**WHAT YOU NEED TO DO**:
Give the number of lines in the data that hold the string "企业市场营销管理过程". Nothing else is needed.

**DATA SHOWN**:
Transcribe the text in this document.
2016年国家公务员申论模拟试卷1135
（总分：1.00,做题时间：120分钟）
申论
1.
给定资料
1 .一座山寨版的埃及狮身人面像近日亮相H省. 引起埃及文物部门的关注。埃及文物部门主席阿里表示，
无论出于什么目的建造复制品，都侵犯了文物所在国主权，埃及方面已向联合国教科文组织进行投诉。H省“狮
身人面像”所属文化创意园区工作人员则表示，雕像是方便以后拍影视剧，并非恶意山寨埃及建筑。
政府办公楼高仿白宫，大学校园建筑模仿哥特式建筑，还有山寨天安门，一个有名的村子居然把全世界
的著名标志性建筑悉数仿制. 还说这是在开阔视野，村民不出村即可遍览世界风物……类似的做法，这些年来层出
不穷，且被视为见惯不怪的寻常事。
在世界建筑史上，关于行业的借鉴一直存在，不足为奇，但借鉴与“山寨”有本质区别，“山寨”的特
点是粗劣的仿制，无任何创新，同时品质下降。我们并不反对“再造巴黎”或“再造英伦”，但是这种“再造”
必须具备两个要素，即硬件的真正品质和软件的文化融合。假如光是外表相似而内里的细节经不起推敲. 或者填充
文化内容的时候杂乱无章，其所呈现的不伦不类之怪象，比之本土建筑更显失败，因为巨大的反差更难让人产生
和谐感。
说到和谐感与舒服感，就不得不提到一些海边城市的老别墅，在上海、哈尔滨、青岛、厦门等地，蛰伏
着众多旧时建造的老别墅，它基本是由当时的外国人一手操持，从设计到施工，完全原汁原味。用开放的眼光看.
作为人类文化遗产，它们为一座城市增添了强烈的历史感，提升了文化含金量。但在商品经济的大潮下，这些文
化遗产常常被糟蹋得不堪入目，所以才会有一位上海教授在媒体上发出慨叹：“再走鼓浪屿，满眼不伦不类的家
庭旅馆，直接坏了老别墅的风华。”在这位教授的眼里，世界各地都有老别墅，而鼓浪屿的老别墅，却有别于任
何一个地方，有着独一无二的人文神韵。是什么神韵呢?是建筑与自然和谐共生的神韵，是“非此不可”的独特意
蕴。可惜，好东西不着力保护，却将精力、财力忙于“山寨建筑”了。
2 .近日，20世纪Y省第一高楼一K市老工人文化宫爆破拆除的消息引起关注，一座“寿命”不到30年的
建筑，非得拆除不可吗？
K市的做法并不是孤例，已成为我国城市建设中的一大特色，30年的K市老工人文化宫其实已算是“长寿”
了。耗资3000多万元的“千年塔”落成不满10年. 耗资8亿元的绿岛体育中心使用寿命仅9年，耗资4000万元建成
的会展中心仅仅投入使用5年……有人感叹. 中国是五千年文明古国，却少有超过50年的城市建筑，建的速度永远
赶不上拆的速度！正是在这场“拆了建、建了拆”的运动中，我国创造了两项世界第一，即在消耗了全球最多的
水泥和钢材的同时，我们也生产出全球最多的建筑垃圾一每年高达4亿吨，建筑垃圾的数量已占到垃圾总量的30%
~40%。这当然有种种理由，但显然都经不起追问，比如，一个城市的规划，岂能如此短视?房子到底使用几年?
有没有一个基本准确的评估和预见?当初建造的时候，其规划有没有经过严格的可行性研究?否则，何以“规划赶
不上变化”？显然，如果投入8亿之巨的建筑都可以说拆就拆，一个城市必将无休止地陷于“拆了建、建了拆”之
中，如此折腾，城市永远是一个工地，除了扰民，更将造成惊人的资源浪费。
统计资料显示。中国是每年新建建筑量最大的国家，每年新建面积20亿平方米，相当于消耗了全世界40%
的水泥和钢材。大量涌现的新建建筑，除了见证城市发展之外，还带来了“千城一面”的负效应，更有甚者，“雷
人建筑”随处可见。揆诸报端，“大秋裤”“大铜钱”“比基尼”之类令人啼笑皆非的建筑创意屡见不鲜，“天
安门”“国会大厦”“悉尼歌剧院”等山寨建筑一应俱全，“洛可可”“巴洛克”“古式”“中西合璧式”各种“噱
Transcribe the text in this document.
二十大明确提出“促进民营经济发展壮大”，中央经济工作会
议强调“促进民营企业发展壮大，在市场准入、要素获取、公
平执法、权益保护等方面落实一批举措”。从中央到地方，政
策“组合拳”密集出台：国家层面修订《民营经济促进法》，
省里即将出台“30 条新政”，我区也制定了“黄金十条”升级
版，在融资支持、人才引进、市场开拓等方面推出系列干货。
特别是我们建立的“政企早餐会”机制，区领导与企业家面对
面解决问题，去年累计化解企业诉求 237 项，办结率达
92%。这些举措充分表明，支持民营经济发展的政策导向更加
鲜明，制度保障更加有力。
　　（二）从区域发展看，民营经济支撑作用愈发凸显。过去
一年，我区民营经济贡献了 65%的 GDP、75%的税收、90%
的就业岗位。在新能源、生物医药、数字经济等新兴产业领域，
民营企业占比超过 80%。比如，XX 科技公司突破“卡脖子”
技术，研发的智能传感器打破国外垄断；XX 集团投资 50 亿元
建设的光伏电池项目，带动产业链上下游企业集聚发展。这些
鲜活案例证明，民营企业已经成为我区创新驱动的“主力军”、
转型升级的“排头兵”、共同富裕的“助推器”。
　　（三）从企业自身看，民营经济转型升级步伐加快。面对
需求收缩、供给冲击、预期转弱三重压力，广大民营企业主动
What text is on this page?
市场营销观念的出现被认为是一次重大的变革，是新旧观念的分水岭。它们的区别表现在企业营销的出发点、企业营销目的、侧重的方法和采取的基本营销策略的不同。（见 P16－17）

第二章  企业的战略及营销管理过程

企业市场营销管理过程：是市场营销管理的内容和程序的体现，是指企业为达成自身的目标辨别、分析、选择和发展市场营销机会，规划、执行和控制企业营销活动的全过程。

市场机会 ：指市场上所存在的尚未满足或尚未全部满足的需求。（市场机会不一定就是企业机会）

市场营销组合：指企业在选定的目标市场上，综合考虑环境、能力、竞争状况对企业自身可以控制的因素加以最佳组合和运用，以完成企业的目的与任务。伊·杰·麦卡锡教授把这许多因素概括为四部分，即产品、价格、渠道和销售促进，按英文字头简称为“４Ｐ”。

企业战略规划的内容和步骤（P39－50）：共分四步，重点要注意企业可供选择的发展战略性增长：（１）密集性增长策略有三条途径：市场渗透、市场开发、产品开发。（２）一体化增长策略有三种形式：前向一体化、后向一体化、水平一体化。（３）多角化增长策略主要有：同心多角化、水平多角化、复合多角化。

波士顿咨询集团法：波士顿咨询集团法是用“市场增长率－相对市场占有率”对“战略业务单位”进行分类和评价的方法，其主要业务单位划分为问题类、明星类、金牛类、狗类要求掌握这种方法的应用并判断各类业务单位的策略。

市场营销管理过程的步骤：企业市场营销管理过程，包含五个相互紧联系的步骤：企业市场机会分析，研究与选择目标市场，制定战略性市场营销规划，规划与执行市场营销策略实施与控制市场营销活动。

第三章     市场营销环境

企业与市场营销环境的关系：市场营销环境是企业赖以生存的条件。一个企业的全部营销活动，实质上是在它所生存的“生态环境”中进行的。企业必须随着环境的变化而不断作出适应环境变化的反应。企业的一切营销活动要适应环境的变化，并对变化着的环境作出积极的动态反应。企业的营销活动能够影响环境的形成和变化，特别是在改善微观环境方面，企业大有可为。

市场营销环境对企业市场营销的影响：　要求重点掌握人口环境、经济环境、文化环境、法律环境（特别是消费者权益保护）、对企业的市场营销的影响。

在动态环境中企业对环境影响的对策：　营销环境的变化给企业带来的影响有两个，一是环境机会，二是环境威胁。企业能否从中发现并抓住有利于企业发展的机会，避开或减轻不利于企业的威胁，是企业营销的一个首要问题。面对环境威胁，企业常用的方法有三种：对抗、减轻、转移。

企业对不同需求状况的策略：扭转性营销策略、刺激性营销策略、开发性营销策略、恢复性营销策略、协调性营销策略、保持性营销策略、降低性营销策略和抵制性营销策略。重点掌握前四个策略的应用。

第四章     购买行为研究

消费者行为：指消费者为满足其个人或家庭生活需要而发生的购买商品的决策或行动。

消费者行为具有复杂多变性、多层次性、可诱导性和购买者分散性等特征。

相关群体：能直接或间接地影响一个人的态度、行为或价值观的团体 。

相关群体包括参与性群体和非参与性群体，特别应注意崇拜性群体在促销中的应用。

**SOLUTION**:
2